Text section —
****************************************

| name | peas |
| description | Apply the PEAS framework (Performance measure, Environment, Actuators, Sensors) to specify or audit an AI agent’s task environment. Use when the user asks to create a PEAS list/table for a coding agent or workflow, translate a vague “how should the agent work?” into concrete success metrics and constraints, or add a PEAS section to AGENTS.md / PRD / design docs. |
PEAS
Overview
Use PEAS to make an agent’s job explicit: how success is measured, what world it operates in, what actions it can take, and what feedback signals it should use.
Default behavior when invoked for an implementation request: create/update a repo PEAS spec first, then implement the requested change following the Sensors list and running the checks.
Workflow
0) Determine the mode
- If the user only wants a PEAS spec (e.g., “PEAS only”, “spec-only”), do Spec-only.
- Otherwise do PEAS-first execution (default): “create PEAS for this repo and then implement X”.
1) Choose the target “agent”
- Identify what is being specified: a human+tool loop, an AI coding agent in a repo, a CI bot, a “support triage” assistant, or a specific skill/workflow (e.g., “RALPH loop executor”).

****************************************

Aim 1 —
Reproduce the PEAS text in full, word for word.
The PEAS text and the records are unrelated pieces of material.

****************************************

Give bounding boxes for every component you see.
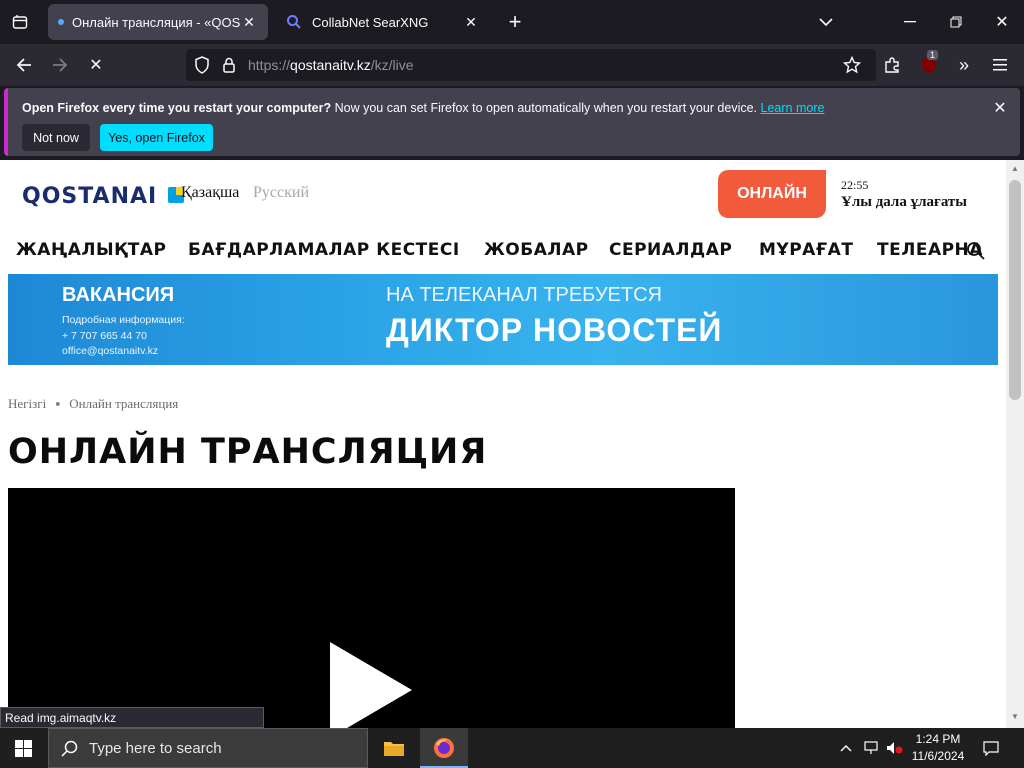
banner-need: НА ТЕЛЕКАНАЛ ТРЕБУЕТСЯ [386,284,662,306]
lang-russian-link[interactable]: Русский [253,184,309,202]
now-playing-time: 22:55 [841,178,869,192]
search-icon [61,740,78,757]
volume-muted-icon[interactable] [885,738,905,758]
search-icon[interactable] [966,241,986,261]
yes-open-firefox-button[interactable]: Yes, open Firefox [100,124,213,151]
shield-icon[interactable] [194,56,210,74]
notifications-icon[interactable] [980,738,1002,758]
breadcrumb: Негізгі ▪ Онлайн трансляция [8,396,178,412]
page-scrollbar[interactable]: ▲ ▼ [1006,160,1024,728]
scroll-down-icon[interactable]: ▼ [1011,712,1019,721]
banner-info-label: Подробная информация: [62,314,185,326]
menu-news[interactable]: ЖАҢАЛЫҚТАР [16,240,167,260]
tab-bar: Онлайн трансляция - «QOSTANAI» ✕ CollabN… [0,0,1024,44]
menu-series[interactable]: СЕРИАЛДАР [609,240,732,260]
forward-arrow-icon[interactable] [48,53,72,77]
stop-loading-icon[interactable]: ✕ [84,53,108,77]
firefox-notification-bar: Open Firefox every time you restart your… [4,88,1020,156]
tab-list-icon[interactable] [8,10,32,34]
status-bar: Read img.aimaqtv.kz [0,707,264,728]
banner-title: ВАКАНСИЯ [62,284,175,306]
tab-active[interactable]: Онлайн трансляция - «QOSTANAI» ✕ [48,4,268,40]
lang-kazakh-link[interactable]: Қазақша [181,184,239,202]
tab-title: Онлайн трансляция - «QOSTANAI» [72,14,240,30]
windows-taskbar: Type here to search 1:24 PM 11/6/2024 [0,728,1024,768]
vacancy-banner[interactable]: ВАКАНСИЯ Подробная информация: + 7 707 6… [8,274,998,365]
online-button[interactable]: ОНЛАЙН [718,170,826,218]
restore-icon[interactable] [944,10,968,34]
taskbar-search-input[interactable]: Type here to search [48,728,368,768]
url-text: https://qostanaitv.kz/kz/live [248,57,414,73]
extension-badge: 1 [927,50,939,60]
close-window-icon[interactable]: ✕ [990,10,1014,34]
banner-email: office@qostanaitv.kz [62,345,159,357]
learn-more-link[interactable]: Learn more [761,101,825,115]
menu-schedule[interactable]: БАҒДАРЛАМАЛАР КЕСТЕСІ [188,240,460,260]
network-icon[interactable] [862,738,880,758]
scrollbar-thumb[interactable] [1009,180,1021,400]
hamburger-menu-icon[interactable] [988,53,1012,77]
chevron-down-icon[interactable] [814,10,838,34]
breadcrumb-current: Онлайн трансляция [69,396,179,411]
banner-role: ДИКТОР НОВОСТЕЙ [386,312,723,348]
video-player[interactable] [8,488,735,728]
now-playing-title[interactable]: Ұлы дала ұлағаты [841,194,967,211]
play-icon[interactable] [330,642,412,728]
close-notification-icon[interactable]: ✕ [990,98,1010,118]
new-tab-icon[interactable]: + [504,9,526,34]
firefox-icon [434,738,454,758]
bookmark-star-icon[interactable] [843,56,861,74]
back-arrow-icon[interactable] [12,53,36,77]
lock-icon[interactable] [222,57,236,73]
search-favicon-icon [287,15,301,29]
menu-projects[interactable]: ЖОБАЛАР [484,240,589,260]
breadcrumb-home[interactable]: Негізгі [8,396,46,411]
tab-title: CollabNet SearXNG [312,14,429,30]
web-page: QOSTANAI Қазақша Русский ОНЛАЙН 22:55 Ұл… [0,160,1006,728]
menu-archive[interactable]: МҰРАҒАТ [759,240,853,260]
overflow-chevron-icon[interactable]: » [952,53,976,77]
scroll-up-icon[interactable]: ▲ [1011,164,1019,173]
file-explorer-icon[interactable] [380,736,408,760]
site-logo[interactable]: QOSTANAI [22,184,184,209]
firefox-taskbar-item[interactable] [420,728,468,768]
not-now-button[interactable]: Not now [22,124,90,151]
minimize-icon[interactable] [898,10,922,34]
clock-time[interactable]: 1:24 PM [903,732,973,746]
tray-chevron-up-icon[interactable] [838,738,854,758]
tab-searxng[interactable]: CollabNet SearXNG ✕ [276,4,490,40]
tab-favicon-icon [58,19,64,25]
nav-bar: ✕ https://qostanaitv.kz/kz/live 1 » [0,44,1024,86]
windows-start-icon[interactable] [12,738,34,758]
ublock-icon[interactable]: 1 [917,50,941,77]
notification-message: Open Firefox every time you restart your… [22,101,825,115]
extensions-puzzle-icon[interactable] [880,53,904,77]
url-bar[interactable]: https://qostanaitv.kz/kz/live [186,49,876,81]
tab-close-icon[interactable]: ✕ [240,14,258,31]
banner-phone: + 7 707 665 44 70 [62,330,147,342]
search-placeholder: Type here to search [89,740,222,757]
breadcrumb-separator: ▪ [55,396,61,411]
clock-date[interactable]: 11/6/2024 [903,749,973,763]
tab-close-icon[interactable]: ✕ [462,14,480,31]
page-title: ОНЛАЙН ТРАНСЛЯЦИЯ [8,432,488,472]
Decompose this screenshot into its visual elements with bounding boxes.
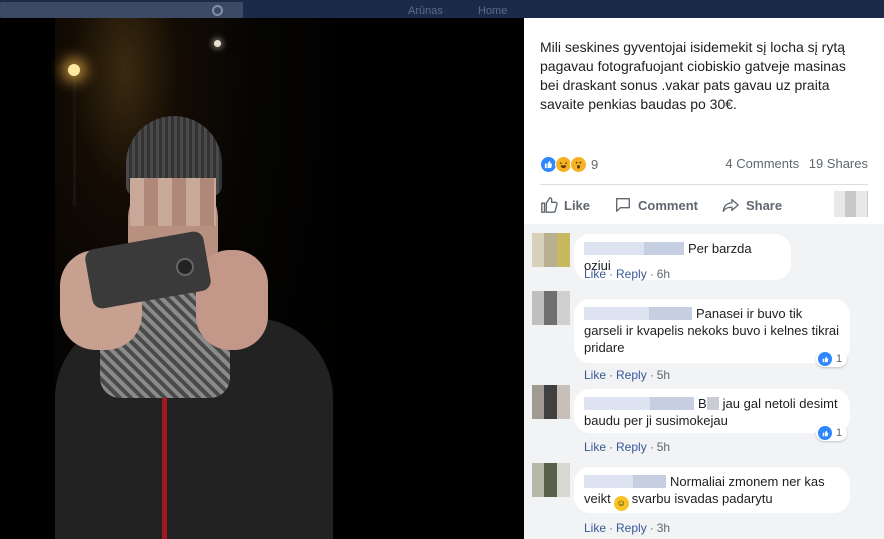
commenter-name[interactable] <box>584 307 692 320</box>
commenter-name[interactable] <box>584 475 666 488</box>
like-label: Like <box>564 197 591 213</box>
speech-bubble-icon <box>616 198 630 212</box>
comment-meta: Like · Reply · 6h <box>584 267 671 281</box>
post-actions: Like Comment Share <box>540 188 868 222</box>
comment-meta: Like · Reply · 3h <box>584 521 671 535</box>
comment-time[interactable]: 5h <box>657 440 670 454</box>
divider <box>540 184 868 185</box>
commenter-name[interactable] <box>584 242 684 255</box>
grimace-emoji-icon: ☺ <box>613 496 629 511</box>
reaction-summary[interactable]: 9 <box>540 154 598 174</box>
comment-like-link[interactable]: Like <box>584 368 606 382</box>
like-reaction-icon <box>818 352 832 366</box>
avatar[interactable] <box>532 385 570 419</box>
wow-reaction-icon <box>570 155 587 173</box>
search-input[interactable] <box>0 2 243 18</box>
share-button[interactable]: Share <box>722 196 782 214</box>
avatar[interactable] <box>532 233 570 267</box>
like-reaction-icon <box>818 426 832 440</box>
comment-bubble: Bjau gal netoli desimt baudu per ji susi… <box>574 389 850 433</box>
post-text: Mili seskines gyventojai isidemekit sį l… <box>540 39 846 112</box>
comment-text: svarbu isvadas padarytu <box>631 491 773 506</box>
search-icon[interactable] <box>212 5 223 16</box>
comment-reaction-badge[interactable]: 1 <box>816 425 848 441</box>
comment-time[interactable]: 3h <box>657 521 670 535</box>
nav-item-profile[interactable]: Arūnas <box>408 5 443 17</box>
comment-bubble: Normaliai zmonem ner kas veikt ☺ svarbu is… <box>574 467 850 513</box>
comment-reaction-count: 1 <box>836 353 843 365</box>
share-label: Share <box>745 197 783 213</box>
comment-like-link[interactable]: Like <box>584 521 606 535</box>
avatar[interactable] <box>532 463 570 497</box>
post-stats: 4 Comments 19 Shares <box>719 156 868 171</box>
avatar[interactable] <box>532 291 570 325</box>
nav-item-home[interactable]: Home <box>478 5 507 17</box>
comment-time[interactable]: 5h <box>657 368 670 382</box>
comment-reply-link[interactable]: Reply <box>616 267 647 281</box>
thumb-up-icon <box>541 197 558 213</box>
comment-reply-link[interactable]: Reply <box>616 368 647 382</box>
pixelated-face-blur <box>130 178 216 226</box>
comment-reply-link[interactable]: Reply <box>616 440 647 454</box>
comment-time[interactable]: 6h <box>657 267 670 281</box>
top-bar: Arūnas Home <box>0 0 884 18</box>
comment-text-start: B <box>698 396 707 411</box>
commenter-name[interactable] <box>584 397 694 410</box>
phone-camera <box>176 258 194 276</box>
viewer-avatar[interactable] <box>834 191 868 217</box>
comment-like-link[interactable]: Like <box>584 440 606 454</box>
comment-reaction-count: 1 <box>836 427 843 439</box>
comment-bubble: Panasei ir buvo tik garseli ir kvapelis … <box>574 299 850 363</box>
comment-button[interactable]: Comment <box>614 196 698 214</box>
lamp-pole <box>73 76 76 206</box>
reaction-count: 9 <box>591 156 599 172</box>
street-lamp <box>68 64 80 76</box>
comment-like-link[interactable]: Like <box>584 267 606 281</box>
share-arrow-icon <box>722 198 739 212</box>
comments-count[interactable]: 4 Comments <box>725 156 799 171</box>
redacted-block <box>706 397 719 410</box>
comments-section: Per barzda oziui Like · Reply · 6h Panasei i… <box>524 224 884 539</box>
comment-meta: Like · Reply · 5h <box>584 440 671 454</box>
post-side-panel: Mili seskines gyventojai isidemekit sį l… <box>524 18 884 539</box>
comment-label: Comment <box>638 197 698 213</box>
shares-count[interactable]: 19 Shares <box>809 156 868 171</box>
post-photo[interactable] <box>0 18 524 539</box>
comment-reply-link[interactable]: Reply <box>616 521 647 535</box>
comment-meta: Like · Reply · 5h <box>584 368 671 382</box>
comment-reaction-badge[interactable]: 1 <box>816 351 848 367</box>
like-button[interactable]: Like <box>540 196 590 214</box>
distant-light <box>214 40 221 47</box>
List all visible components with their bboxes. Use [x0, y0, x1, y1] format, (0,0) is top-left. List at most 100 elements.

****************************************

Aim 2 —
Locate each line in the records that contains the string "lang" and copy those lines.

Correct answer 1 —
| name | peas |
| description | Apply the PEAS framework (Performance measure, Environment, Actuators, Sensors) to specify or audit an AI agent’s task environment. Use when the user asks to create a PEAS list/table for a coding agent or workflow, translate a vague “how should the agent work?” into concrete success metrics and constraints, or add a PEAS section to AGENTS.md / PRD / design docs. |
PEAS
Overview
Use PEAS to make an agent’s job explicit: how success is measured, what world it operates in, what actions it can take, and what feedback signals it should use.
Default behavior when invoked for an implementation request: create/update a repo PEAS spec first, then implement the requested change following the Sensors list and running the checks.
Workflow
0) Determine the mode
- If the user only wants a PEAS spec (e.g., “PEAS only”, “spec-only”), do Spec-only.
- Otherwise do PEAS-first execution (default): “create PEAS for this repo and then implement X”.
1) Choose the target “agent”
- Identify what is being specified: a human+tool loop, an AI coding agent in a repo, a CI bot, a “support triage” assistant, or a specific skill/workflow (e.g., “RALPH loop executor”).

Correct answer 2 —
lang-russian-link[interactable]: Русский [253,184,309,202]
lang-kazakh-link[interactable]: Қазақша [181,184,239,202]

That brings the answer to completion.